Dataset items

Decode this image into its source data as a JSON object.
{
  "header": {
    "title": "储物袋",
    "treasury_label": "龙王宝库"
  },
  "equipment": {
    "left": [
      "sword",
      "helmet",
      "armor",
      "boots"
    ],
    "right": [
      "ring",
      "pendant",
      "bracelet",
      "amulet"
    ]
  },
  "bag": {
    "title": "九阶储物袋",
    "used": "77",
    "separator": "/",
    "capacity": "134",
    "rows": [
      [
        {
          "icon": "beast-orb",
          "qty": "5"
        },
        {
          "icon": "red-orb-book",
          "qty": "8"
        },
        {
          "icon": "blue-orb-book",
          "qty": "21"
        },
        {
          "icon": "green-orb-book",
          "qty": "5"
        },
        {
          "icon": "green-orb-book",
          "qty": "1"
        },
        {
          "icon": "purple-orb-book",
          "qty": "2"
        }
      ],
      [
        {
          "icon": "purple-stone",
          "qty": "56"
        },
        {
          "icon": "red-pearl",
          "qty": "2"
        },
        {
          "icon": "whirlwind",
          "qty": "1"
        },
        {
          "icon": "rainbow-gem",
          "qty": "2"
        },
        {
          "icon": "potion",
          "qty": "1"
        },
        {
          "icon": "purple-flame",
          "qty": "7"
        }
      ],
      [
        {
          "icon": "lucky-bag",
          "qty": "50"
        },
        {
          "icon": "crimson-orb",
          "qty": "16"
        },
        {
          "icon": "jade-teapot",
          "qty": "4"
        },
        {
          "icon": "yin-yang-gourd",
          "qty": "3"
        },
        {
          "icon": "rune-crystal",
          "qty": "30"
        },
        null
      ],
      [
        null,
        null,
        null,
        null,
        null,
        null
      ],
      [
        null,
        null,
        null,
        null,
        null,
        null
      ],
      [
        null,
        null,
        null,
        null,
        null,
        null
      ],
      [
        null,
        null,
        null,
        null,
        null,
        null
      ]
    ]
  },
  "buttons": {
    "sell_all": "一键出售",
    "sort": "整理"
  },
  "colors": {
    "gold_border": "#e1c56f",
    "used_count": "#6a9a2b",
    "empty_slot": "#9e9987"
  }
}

Set task – From the listing above, extract all records word for word.

Solved problem –
Decode this image into its source data as a JSON object.
{
  "header": {
    "title": "储物袋",
    "treasury_label": "龙王宝库"
  },
  "equipment": {
    "left": [
      "sword",
      "helmet",
      "armor",
      "boots"
    ],
    "right": [
      "ring",
      "pendant",
      "bracelet",
      "amulet"
    ]
  },
  "bag": {
    "title": "九阶储物袋",
    "used": "77",
    "separator": "/",
    "capacity": "134",
    "rows": [
      [
        {
          "icon": "beast-orb",
          "qty": "5"
        },
        {
          "icon": "red-orb-book",
          "qty": "8"
        },
        {
          "icon": "blue-orb-book",
          "qty": "21"
        },
        {
          "icon": "green-orb-book",
          "qty": "5"
        },
        {
          "icon": "green-orb-book",
          "qty": "1"
        },
        {
          "icon": "purple-orb-book",
          "qty": "2"
        }
      ],
      [
        {
          "icon": "purple-stone",
          "qty": "56"
        },
        {
          "icon": "red-pearl",
          "qty": "2"
        },
        {
          "icon": "whirlwind",
          "qty": "1"
        },
        {
          "icon": "rainbow-gem",
          "qty": "2"
        },
        {
          "icon": "potion",
          "qty": "1"
        },
        {
          "icon": "purple-flame",
          "qty": "7"
        }
      ],
      [
        {
          "icon": "lucky-bag",
          "qty": "50"
        },
        {
          "icon": "crimson-orb",
          "qty": "16"
        },
        {
          "icon": "jade-teapot",
          "qty": "4"
        },
        {
          "icon": "yin-yang-gourd",
          "qty": "3"
        },
        {
          "icon": "rune-crystal",
          "qty": "30"
        },
        null
      ],
      [
        null,
        null,
        null,
        null,
        null,
        null
      ],
      [
        null,
        null,
        null,
        null,
        null,
        null
      ],
      [
        null,
        null,
        null,
        null,
        null,
        null
      ],
      [
        null,
        null,
        null,
        null,
        null,
        null
      ]
    ]
  },
  "buttons": {
    "sell_all": "一键出售",
    "sort": "整理"
  },
  "colors": {
    "gold_border": "#e1c56f",
    "used_count": "#6a9a2b",
    "empty_slot": "#9e9987"
  }
}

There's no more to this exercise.